Exercise inputs below:

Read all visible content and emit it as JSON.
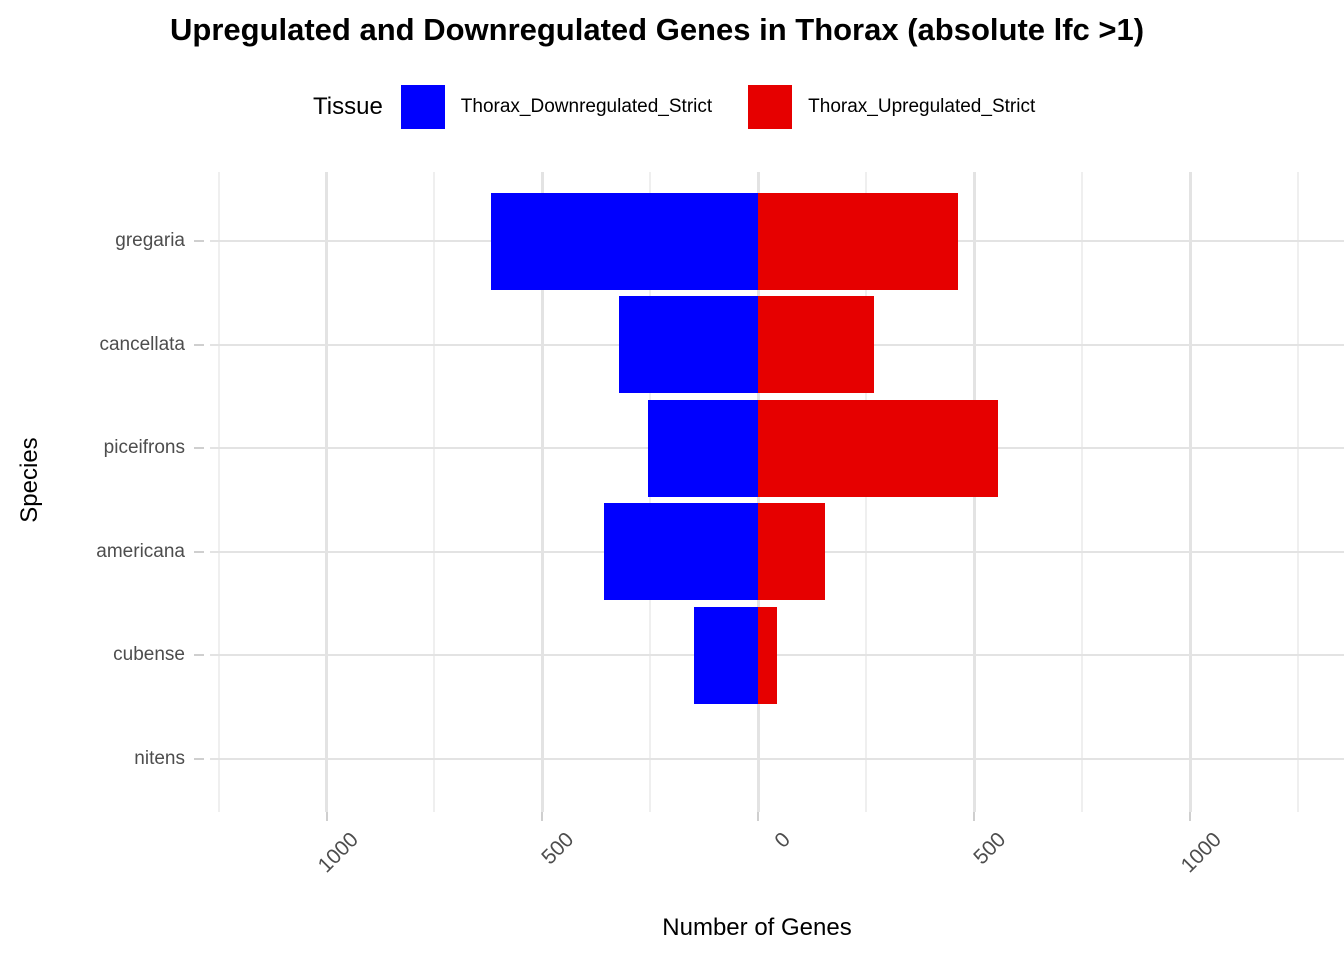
{
  "title": "Upregulated and Downregulated Genes in Thorax (absolute lfc >1)",
  "legend": {
    "title": "Tissue",
    "position": "top",
    "items": [
      {
        "label": "Thorax_Downregulated_Strict",
        "color": "#0000FF",
        "key": "downregulated"
      },
      {
        "label": "Thorax_Upregulated_Strict",
        "color": "#E60000",
        "key": "upregulated"
      }
    ]
  },
  "chart_data": {
    "type": "bar",
    "orientation": "horizontal-diverging",
    "title": "Upregulated and Downregulated Genes in Thorax (absolute lfc >1)",
    "xlabel": "Number of Genes",
    "ylabel": "Species",
    "categories": [
      "gregaria",
      "cancellata",
      "piceifrons",
      "americana",
      "cubense",
      "nitens"
    ],
    "series": [
      {
        "name": "Thorax_Downregulated_Strict",
        "direction": "negative",
        "color": "#0000FF",
        "values": [
          620,
          322,
          255,
          357,
          148,
          0
        ]
      },
      {
        "name": "Thorax_Upregulated_Strict",
        "direction": "positive",
        "color": "#E60000",
        "values": [
          463,
          268,
          556,
          155,
          44,
          0
        ]
      }
    ],
    "x_ticks": [
      -1000,
      -500,
      0,
      500,
      1000
    ],
    "x_tick_labels": [
      "1000",
      "500",
      "0",
      "500",
      "1000"
    ],
    "x_minor_ticks": [
      -1250,
      -750,
      -250,
      250,
      750,
      1250
    ],
    "xlim": [
      -1270,
      1360
    ],
    "grid": true,
    "legend_position": "top"
  }
}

End of Exercise inputs.

Write out the whole listing above exactly; do not include the pictures.

Read all visible content and emit it as JSON.
{
  "title": "Upregulated and Downregulated Genes in Thorax (absolute lfc >1)",
  "legend": {
    "title": "Tissue",
    "position": "top",
    "items": [
      {
        "label": "Thorax_Downregulated_Strict",
        "color": "#0000FF",
        "key": "downregulated"
      },
      {
        "label": "Thorax_Upregulated_Strict",
        "color": "#E60000",
        "key": "upregulated"
      }
    ]
  },
  "chart_data": {
    "type": "bar",
    "orientation": "horizontal-diverging",
    "title": "Upregulated and Downregulated Genes in Thorax (absolute lfc >1)",
    "xlabel": "Number of Genes",
    "ylabel": "Species",
    "categories": [
      "gregaria",
      "cancellata",
      "piceifrons",
      "americana",
      "cubense",
      "nitens"
    ],
    "series": [
      {
        "name": "Thorax_Downregulated_Strict",
        "direction": "negative",
        "color": "#0000FF",
        "values": [
          620,
          322,
          255,
          357,
          148,
          0
        ]
      },
      {
        "name": "Thorax_Upregulated_Strict",
        "direction": "positive",
        "color": "#E60000",
        "values": [
          463,
          268,
          556,
          155,
          44,
          0
        ]
      }
    ],
    "x_ticks": [
      -1000,
      -500,
      0,
      500,
      1000
    ],
    "x_tick_labels": [
      "1000",
      "500",
      "0",
      "500",
      "1000"
    ],
    "x_minor_ticks": [
      -1250,
      -750,
      -250,
      250,
      750,
      1250
    ],
    "xlim": [
      -1270,
      1360
    ],
    "grid": true,
    "legend_position": "top"
  }
}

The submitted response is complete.